### The task
Below is a block of records; repeat each one exactly.

══ Information shown

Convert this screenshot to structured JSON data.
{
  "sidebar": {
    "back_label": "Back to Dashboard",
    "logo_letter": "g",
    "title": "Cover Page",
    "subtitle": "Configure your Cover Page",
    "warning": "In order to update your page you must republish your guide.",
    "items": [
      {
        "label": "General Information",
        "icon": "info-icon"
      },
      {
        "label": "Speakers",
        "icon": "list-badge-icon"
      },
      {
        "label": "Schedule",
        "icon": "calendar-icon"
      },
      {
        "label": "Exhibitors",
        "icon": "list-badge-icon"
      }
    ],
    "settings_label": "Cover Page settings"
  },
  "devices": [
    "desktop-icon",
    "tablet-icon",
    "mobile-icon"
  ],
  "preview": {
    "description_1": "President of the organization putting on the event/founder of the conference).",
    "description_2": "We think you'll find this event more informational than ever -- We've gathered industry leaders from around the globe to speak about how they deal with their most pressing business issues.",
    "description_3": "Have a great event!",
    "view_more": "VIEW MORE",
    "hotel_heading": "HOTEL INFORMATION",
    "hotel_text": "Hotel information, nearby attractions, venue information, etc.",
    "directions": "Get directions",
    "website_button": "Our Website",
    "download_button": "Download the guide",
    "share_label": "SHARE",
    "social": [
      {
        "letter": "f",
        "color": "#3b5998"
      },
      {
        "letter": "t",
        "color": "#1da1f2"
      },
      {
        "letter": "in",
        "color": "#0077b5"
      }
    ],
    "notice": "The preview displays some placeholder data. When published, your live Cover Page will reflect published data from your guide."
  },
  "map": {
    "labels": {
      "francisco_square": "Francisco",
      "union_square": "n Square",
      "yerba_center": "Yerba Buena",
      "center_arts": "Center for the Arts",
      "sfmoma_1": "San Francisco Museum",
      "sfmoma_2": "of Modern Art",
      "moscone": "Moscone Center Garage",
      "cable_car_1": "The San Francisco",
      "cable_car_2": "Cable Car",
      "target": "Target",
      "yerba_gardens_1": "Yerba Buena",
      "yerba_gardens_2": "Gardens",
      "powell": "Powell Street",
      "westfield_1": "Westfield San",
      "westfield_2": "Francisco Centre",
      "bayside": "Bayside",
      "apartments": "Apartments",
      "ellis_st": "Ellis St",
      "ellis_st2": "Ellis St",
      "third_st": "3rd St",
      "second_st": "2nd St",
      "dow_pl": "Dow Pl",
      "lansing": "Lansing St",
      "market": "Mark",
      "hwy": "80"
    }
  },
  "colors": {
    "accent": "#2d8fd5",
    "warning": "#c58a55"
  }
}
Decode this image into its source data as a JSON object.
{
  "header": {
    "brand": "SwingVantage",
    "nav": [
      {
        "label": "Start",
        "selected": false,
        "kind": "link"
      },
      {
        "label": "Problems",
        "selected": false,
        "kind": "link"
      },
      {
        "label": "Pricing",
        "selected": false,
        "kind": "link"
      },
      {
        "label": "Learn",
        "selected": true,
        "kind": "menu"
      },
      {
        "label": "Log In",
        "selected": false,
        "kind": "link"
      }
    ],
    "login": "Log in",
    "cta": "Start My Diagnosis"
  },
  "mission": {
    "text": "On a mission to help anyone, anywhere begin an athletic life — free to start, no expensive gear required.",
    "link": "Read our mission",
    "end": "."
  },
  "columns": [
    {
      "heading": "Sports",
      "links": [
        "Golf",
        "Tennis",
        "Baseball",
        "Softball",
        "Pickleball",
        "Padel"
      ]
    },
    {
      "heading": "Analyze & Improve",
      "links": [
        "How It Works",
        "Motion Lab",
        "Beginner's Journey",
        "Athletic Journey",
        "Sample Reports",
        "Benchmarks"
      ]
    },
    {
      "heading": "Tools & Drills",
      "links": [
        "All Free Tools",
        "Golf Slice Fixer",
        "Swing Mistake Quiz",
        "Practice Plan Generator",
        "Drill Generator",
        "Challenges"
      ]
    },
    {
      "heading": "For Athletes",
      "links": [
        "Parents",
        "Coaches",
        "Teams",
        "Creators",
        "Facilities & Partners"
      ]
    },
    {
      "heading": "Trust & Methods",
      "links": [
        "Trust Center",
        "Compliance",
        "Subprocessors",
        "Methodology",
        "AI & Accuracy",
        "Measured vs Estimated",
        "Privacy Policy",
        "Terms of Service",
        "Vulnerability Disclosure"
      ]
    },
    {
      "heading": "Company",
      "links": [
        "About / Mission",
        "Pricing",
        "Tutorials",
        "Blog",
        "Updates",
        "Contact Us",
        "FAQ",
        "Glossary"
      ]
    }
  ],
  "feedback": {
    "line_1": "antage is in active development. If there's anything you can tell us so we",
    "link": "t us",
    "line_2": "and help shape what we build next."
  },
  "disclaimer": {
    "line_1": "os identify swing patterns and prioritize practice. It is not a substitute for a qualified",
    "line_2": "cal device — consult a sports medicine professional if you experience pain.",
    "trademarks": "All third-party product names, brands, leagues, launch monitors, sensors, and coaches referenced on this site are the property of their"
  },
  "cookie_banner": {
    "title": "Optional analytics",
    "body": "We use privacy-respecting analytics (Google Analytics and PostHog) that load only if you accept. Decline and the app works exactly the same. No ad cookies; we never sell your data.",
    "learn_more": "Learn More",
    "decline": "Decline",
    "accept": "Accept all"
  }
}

════

### Exercise output
Convert this screenshot to structured JSON data.
{
  "sidebar": {
    "back_label": "Back to Dashboard",
    "logo_letter": "g",
    "title": "Cover Page",
    "subtitle": "Configure your Cover Page",
    "warning": "In order to update your page you must republish your guide.",
    "items": [
      {
        "label": "General Information",
        "icon": "info-icon"
      },
      {
        "label": "Speakers",
        "icon": "list-badge-icon"
      },
      {
        "label": "Schedule",
        "icon": "calendar-icon"
      },
      {
        "label": "Exhibitors",
        "icon": "list-badge-icon"
      }
    ],
    "settings_label": "Cover Page settings"
  },
  "devices": [
    "desktop-icon",
    "tablet-icon",
    "mobile-icon"
  ],
  "preview": {
    "description_1": "President of the organization putting on the event/founder of the conference).",
    "description_2": "We think you'll find this event more informational than ever -- We've gathered industry leaders from around the globe to speak about how they deal with their most pressing business issues.",
    "description_3": "Have a great event!",
    "view_more": "VIEW MORE",
    "hotel_heading": "HOTEL INFORMATION",
    "hotel_text": "Hotel information, nearby attractions, venue information, etc.",
    "directions": "Get directions",
    "website_button": "Our Website",
    "download_button": "Download the guide",
    "share_label": "SHARE",
    "social": [
      {
        "letter": "f",
        "color": "#3b5998"
      },
      {
        "letter": "t",
        "color": "#1da1f2"
      },
      {
        "letter": "in",
        "color": "#0077b5"
      }
    ],
    "notice": "The preview displays some placeholder data. When published, your live Cover Page will reflect published data from your guide."
  },
  "map": {
    "labels": {
      "francisco_square": "Francisco",
      "union_square": "n Square",
      "yerba_center": "Yerba Buena",
      "center_arts": "Center for the Arts",
      "sfmoma_1": "San Francisco Museum",
      "sfmoma_2": "of Modern Art",
      "moscone": "Moscone Center Garage",
      "cable_car_1": "The San Francisco",
      "cable_car_2": "Cable Car",
      "target": "Target",
      "yerba_gardens_1": "Yerba Buena",
      "yerba_gardens_2": "Gardens",
      "powell": "Powell Street",
      "westfield_1": "Westfield San",
      "westfield_2": "Francisco Centre",
      "bayside": "Bayside",
      "apartments": "Apartments",
      "ellis_st": "Ellis St",
      "ellis_st2": "Ellis St",
      "third_st": "3rd St",
      "second_st": "2nd St",
      "dow_pl": "Dow Pl",
      "lansing": "Lansing St",
      "market": "Mark",
      "hwy": "80"
    }
  },
  "colors": {
    "accent": "#2d8fd5",
    "warning": "#c58a55"
  }
}
Decode this image into its source data as a JSON object.
{
  "header": {
    "brand": "SwingVantage",
    "nav": [
      {
        "label": "Start",
        "selected": false,
        "kind": "link"
      },
      {
        "label": "Problems",
        "selected": false,
        "kind": "link"
      },
      {
        "label": "Pricing",
        "selected": false,
        "kind": "link"
      },
      {
        "label": "Learn",
        "selected": true,
        "kind": "menu"
      },
      {
        "label": "Log In",
        "selected": false,
        "kind": "link"
      }
    ],
    "login": "Log in",
    "cta": "Start My Diagnosis"
  },
  "mission": {
    "text": "On a mission to help anyone, anywhere begin an athletic life — free to start, no expensive gear required.",
    "link": "Read our mission",
    "end": "."
  },
  "columns": [
    {
      "heading": "Sports",
      "links": [
        "Golf",
        "Tennis",
        "Baseball",
        "Softball",
        "Pickleball",
        "Padel"
      ]
    },
    {
      "heading": "Analyze & Improve",
      "links": [
        "How It Works",
        "Motion Lab",
        "Beginner's Journey",
        "Athletic Journey",
        "Sample Reports",
        "Benchmarks"
      ]
    },
    {
      "heading": "Tools & Drills",
      "links": [
        "All Free Tools",
        "Golf Slice Fixer",
        "Swing Mistake Quiz",
        "Practice Plan Generator",
        "Drill Generator",
        "Challenges"
      ]
    },
    {
      "heading": "For Athletes",
      "links": [
        "Parents",
        "Coaches",
        "Teams",
        "Creators",
        "Facilities & Partners"
      ]
    },
    {
      "heading": "Trust & Methods",
      "links": [
        "Trust Center",
        "Compliance",
        "Subprocessors",
        "Methodology",
        "AI & Accuracy",
        "Measured vs Estimated",
        "Privacy Policy",
        "Terms of Service",
        "Vulnerability Disclosure"
      ]
    },
    {
      "heading": "Company",
      "links": [
        "About / Mission",
        "Pricing",
        "Tutorials",
        "Blog",
        "Updates",
        "Contact Us",
        "FAQ",
        "Glossary"
      ]
    }
  ],
  "feedback": {
    "line_1": "antage is in active development. If there's anything you can tell us so we",
    "link": "t us",
    "line_2": "and help shape what we build next."
  },
  "disclaimer": {
    "line_1": "os identify swing patterns and prioritize practice. It is not a substitute for a qualified",
    "line_2": "cal device — consult a sports medicine professional if you experience pain.",
    "trademarks": "All third-party product names, brands, leagues, launch monitors, sensors, and coaches referenced on this site are the property of their"
  },
  "cookie_banner": {
    "title": "Optional analytics",
    "body": "We use privacy-respecting analytics (Google Analytics and PostHog) that load only if you accept. Decline and the app works exactly the same. No ad cookies; we never sell your data.",
    "learn_more": "Learn More",
    "decline": "Decline",
    "accept": "Accept all"
  }
}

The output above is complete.